### REQUIRED TASK
Copy every line of the material below word for word.

* begin RECORDS FOR THE TASK *

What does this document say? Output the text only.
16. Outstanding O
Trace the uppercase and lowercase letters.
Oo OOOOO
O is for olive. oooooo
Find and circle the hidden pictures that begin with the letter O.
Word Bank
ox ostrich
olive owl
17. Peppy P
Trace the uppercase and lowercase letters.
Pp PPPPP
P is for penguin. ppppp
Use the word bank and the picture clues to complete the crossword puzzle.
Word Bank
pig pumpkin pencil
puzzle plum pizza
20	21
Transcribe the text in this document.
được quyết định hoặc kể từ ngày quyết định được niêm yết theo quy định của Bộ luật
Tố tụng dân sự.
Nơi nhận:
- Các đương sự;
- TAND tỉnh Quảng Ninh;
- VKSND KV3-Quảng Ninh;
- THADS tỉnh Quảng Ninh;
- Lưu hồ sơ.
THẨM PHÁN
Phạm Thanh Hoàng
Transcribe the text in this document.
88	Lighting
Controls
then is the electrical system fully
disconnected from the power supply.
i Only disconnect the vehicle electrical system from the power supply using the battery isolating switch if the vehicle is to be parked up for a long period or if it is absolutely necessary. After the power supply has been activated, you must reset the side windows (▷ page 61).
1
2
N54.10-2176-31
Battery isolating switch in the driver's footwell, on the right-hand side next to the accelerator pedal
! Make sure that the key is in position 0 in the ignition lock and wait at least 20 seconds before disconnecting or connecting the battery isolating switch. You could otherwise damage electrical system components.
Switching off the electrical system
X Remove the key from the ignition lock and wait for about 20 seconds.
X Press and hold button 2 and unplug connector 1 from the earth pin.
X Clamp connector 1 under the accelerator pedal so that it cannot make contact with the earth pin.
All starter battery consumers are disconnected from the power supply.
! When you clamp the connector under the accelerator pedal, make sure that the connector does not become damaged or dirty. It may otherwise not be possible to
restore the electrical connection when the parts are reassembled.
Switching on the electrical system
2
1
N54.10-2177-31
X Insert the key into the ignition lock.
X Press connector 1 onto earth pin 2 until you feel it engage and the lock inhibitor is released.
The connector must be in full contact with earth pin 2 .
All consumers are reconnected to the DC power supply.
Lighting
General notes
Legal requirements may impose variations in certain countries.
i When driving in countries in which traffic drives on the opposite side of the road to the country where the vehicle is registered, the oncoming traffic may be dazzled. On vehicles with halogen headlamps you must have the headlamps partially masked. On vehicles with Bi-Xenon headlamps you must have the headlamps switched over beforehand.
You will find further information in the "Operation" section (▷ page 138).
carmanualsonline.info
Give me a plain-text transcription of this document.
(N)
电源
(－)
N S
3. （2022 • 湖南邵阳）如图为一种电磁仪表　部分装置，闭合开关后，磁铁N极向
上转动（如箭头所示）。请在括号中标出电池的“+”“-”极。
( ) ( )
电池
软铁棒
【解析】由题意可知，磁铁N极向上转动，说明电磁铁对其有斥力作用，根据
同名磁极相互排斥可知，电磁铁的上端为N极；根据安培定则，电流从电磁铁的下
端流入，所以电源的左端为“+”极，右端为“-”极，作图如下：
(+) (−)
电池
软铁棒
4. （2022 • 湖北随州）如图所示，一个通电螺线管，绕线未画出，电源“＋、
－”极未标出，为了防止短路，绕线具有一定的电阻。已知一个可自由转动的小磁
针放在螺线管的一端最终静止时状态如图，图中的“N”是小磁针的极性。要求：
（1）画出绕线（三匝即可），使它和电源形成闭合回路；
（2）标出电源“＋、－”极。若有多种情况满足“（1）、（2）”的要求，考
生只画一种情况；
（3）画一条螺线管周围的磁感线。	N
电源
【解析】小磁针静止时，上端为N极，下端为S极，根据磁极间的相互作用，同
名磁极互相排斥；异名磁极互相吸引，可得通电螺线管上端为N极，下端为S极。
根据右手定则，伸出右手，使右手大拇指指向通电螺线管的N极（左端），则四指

* end RECORDS FOR THE TASK *

### RIGHT ANSWER
What does this document say? Output the text only.
16. Outstanding O
Trace the uppercase and lowercase letters.
Oo OOOOO
O is for olive. oooooo
Find and circle the hidden pictures that begin with the letter O.
Word Bank
ox ostrich
olive owl
17. Peppy P
Trace the uppercase and lowercase letters.
Pp PPPPP
P is for penguin. ppppp
Use the word bank and the picture clues to complete the crossword puzzle.
Word Bank
pig pumpkin pencil
puzzle plum pizza
20	21
Transcribe the text in this document.
được quyết định hoặc kể từ ngày quyết định được niêm yết theo quy định của Bộ luật
Tố tụng dân sự.
Nơi nhận:
- Các đương sự;
- TAND tỉnh Quảng Ninh;
- VKSND KV3-Quảng Ninh;
- THADS tỉnh Quảng Ninh;
- Lưu hồ sơ.
THẨM PHÁN
Phạm Thanh Hoàng
Transcribe the text in this document.
88	Lighting
Controls
then is the electrical system fully
disconnected from the power supply.
i Only disconnect the vehicle electrical system from the power supply using the battery isolating switch if the vehicle is to be parked up for a long period or if it is absolutely necessary. After the power supply has been activated, you must reset the side windows (▷ page 61).
1
2
N54.10-2176-31
Battery isolating switch in the driver's footwell, on the right-hand side next to the accelerator pedal
! Make sure that the key is in position 0 in the ignition lock and wait at least 20 seconds before disconnecting or connecting the battery isolating switch. You could otherwise damage electrical system components.
Switching off the electrical system
X Remove the key from the ignition lock and wait for about 20 seconds.
X Press and hold button 2 and unplug connector 1 from the earth pin.
X Clamp connector 1 under the accelerator pedal so that it cannot make contact with the earth pin.
All starter battery consumers are disconnected from the power supply.
! When you clamp the connector under the accelerator pedal, make sure that the connector does not become damaged or dirty. It may otherwise not be possible to
restore the electrical connection when the parts are reassembled.
Switching on the electrical system
2
1
N54.10-2177-31
X Insert the key into the ignition lock.
X Press connector 1 onto earth pin 2 until you feel it engage and the lock inhibitor is released.
The connector must be in full contact with earth pin 2 .
All consumers are reconnected to the DC power supply.
Lighting
General notes
Legal requirements may impose variations in certain countries.
i When driving in countries in which traffic drives on the opposite side of the road to the country where the vehicle is registered, the oncoming traffic may be dazzled. On vehicles with halogen headlamps you must have the headlamps partially masked. On vehicles with Bi-Xenon headlamps you must have the headlamps switched over beforehand.
You will find further information in the "Operation" section (▷ page 138).
carmanualsonline.info
Give me a plain-text transcription of this document.
(N)
电源
(－)
N S
3. （2022 • 湖南邵阳）如图为一种电磁仪表　部分装置，闭合开关后，磁铁N极向
上转动（如箭头所示）。请在括号中标出电池的“+”“-”极。
( ) ( )
电池
软铁棒
【解析】由题意可知，磁铁N极向上转动，说明电磁铁对其有斥力作用，根据
同名磁极相互排斥可知，电磁铁的上端为N极；根据安培定则，电流从电磁铁的下
端流入，所以电源的左端为“+”极，右端为“-”极，作图如下：
(+) (−)
电池
软铁棒
4. （2022 • 湖北随州）如图所示，一个通电螺线管，绕线未画出，电源“＋、
－”极未标出，为了防止短路，绕线具有一定的电阻。已知一个可自由转动的小磁
针放在螺线管的一端最终静止时状态如图，图中的“N”是小磁针的极性。要求：
（1）画出绕线（三匝即可），使它和电源形成闭合回路；
（2）标出电源“＋、－”极。若有多种情况满足“（1）、（2）”的要求，考
生只画一种情况；
（3）画一条螺线管周围的磁感线。	N
电源
【解析】小磁针静止时，上端为N极，下端为S极，根据磁极间的相互作用，同
名磁极互相排斥；异名磁极互相吸引，可得通电螺线管上端为N极，下端为S极。
根据右手定则，伸出右手，使右手大拇指指向通电螺线管的N极（左端），则四指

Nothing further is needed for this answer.